*Set task*
Write the records out again exactly, leaving no images in.

*Input rows*

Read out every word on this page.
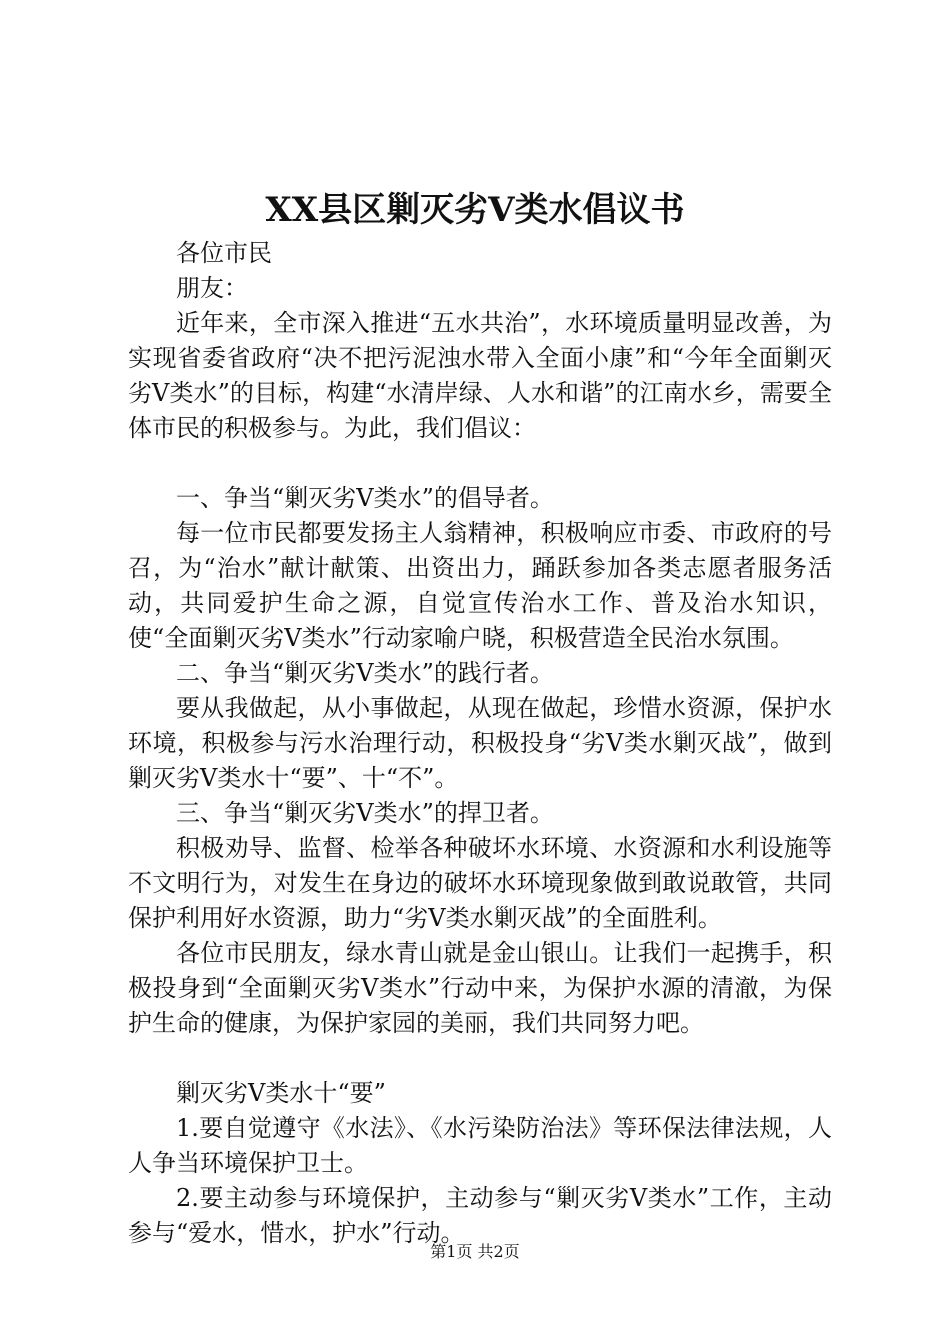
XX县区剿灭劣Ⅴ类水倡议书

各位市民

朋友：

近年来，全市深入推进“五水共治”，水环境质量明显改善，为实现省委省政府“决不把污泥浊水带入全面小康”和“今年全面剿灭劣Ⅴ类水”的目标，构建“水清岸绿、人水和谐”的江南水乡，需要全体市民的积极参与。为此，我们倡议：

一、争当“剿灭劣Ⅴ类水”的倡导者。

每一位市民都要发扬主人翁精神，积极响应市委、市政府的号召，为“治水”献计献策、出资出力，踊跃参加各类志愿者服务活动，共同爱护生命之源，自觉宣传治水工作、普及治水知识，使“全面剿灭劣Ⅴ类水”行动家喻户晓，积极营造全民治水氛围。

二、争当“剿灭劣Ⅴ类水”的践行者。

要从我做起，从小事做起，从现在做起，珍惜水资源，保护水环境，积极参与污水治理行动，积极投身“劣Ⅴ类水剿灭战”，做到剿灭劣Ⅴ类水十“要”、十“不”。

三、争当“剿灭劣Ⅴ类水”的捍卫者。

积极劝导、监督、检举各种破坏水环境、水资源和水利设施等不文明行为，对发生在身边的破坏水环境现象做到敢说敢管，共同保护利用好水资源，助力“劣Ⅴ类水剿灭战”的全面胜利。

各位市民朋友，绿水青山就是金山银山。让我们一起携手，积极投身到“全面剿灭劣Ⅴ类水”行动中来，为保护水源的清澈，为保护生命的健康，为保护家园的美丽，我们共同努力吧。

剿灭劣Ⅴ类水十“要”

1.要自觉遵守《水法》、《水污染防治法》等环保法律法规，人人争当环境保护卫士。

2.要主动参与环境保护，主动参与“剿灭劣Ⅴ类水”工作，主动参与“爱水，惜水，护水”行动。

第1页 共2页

*Exercise answer*
Read out every word on this page.
XX县区剿灭劣Ⅴ类水倡议书

各位市民

朋友：

近年来，全市深入推进“五水共治”，水环境质量明显改善，为实现省委省政府“决不把污泥浊水带入全面小康”和“今年全面剿灭劣Ⅴ类水”的目标，构建“水清岸绿、人水和谐”的江南水乡，需要全体市民的积极参与。为此，我们倡议：

一、争当“剿灭劣Ⅴ类水”的倡导者。

每一位市民都要发扬主人翁精神，积极响应市委、市政府的号召，为“治水”献计献策、出资出力，踊跃参加各类志愿者服务活动，共同爱护生命之源，自觉宣传治水工作、普及治水知识，使“全面剿灭劣Ⅴ类水”行动家喻户晓，积极营造全民治水氛围。

二、争当“剿灭劣Ⅴ类水”的践行者。

要从我做起，从小事做起，从现在做起，珍惜水资源，保护水环境，积极参与污水治理行动，积极投身“劣Ⅴ类水剿灭战”，做到剿灭劣Ⅴ类水十“要”、十“不”。

三、争当“剿灭劣Ⅴ类水”的捍卫者。

积极劝导、监督、检举各种破坏水环境、水资源和水利设施等不文明行为，对发生在身边的破坏水环境现象做到敢说敢管，共同保护利用好水资源，助力“劣Ⅴ类水剿灭战”的全面胜利。

各位市民朋友，绿水青山就是金山银山。让我们一起携手，积极投身到“全面剿灭劣Ⅴ类水”行动中来，为保护水源的清澈，为保护生命的健康，为保护家园的美丽，我们共同努力吧。

剿灭劣Ⅴ类水十“要”

1.要自觉遵守《水法》、《水污染防治法》等环保法律法规，人人争当环境保护卫士。

2.要主动参与环境保护，主动参与“剿灭劣Ⅴ类水”工作，主动参与“爱水，惜水，护水”行动。

第1页 共2页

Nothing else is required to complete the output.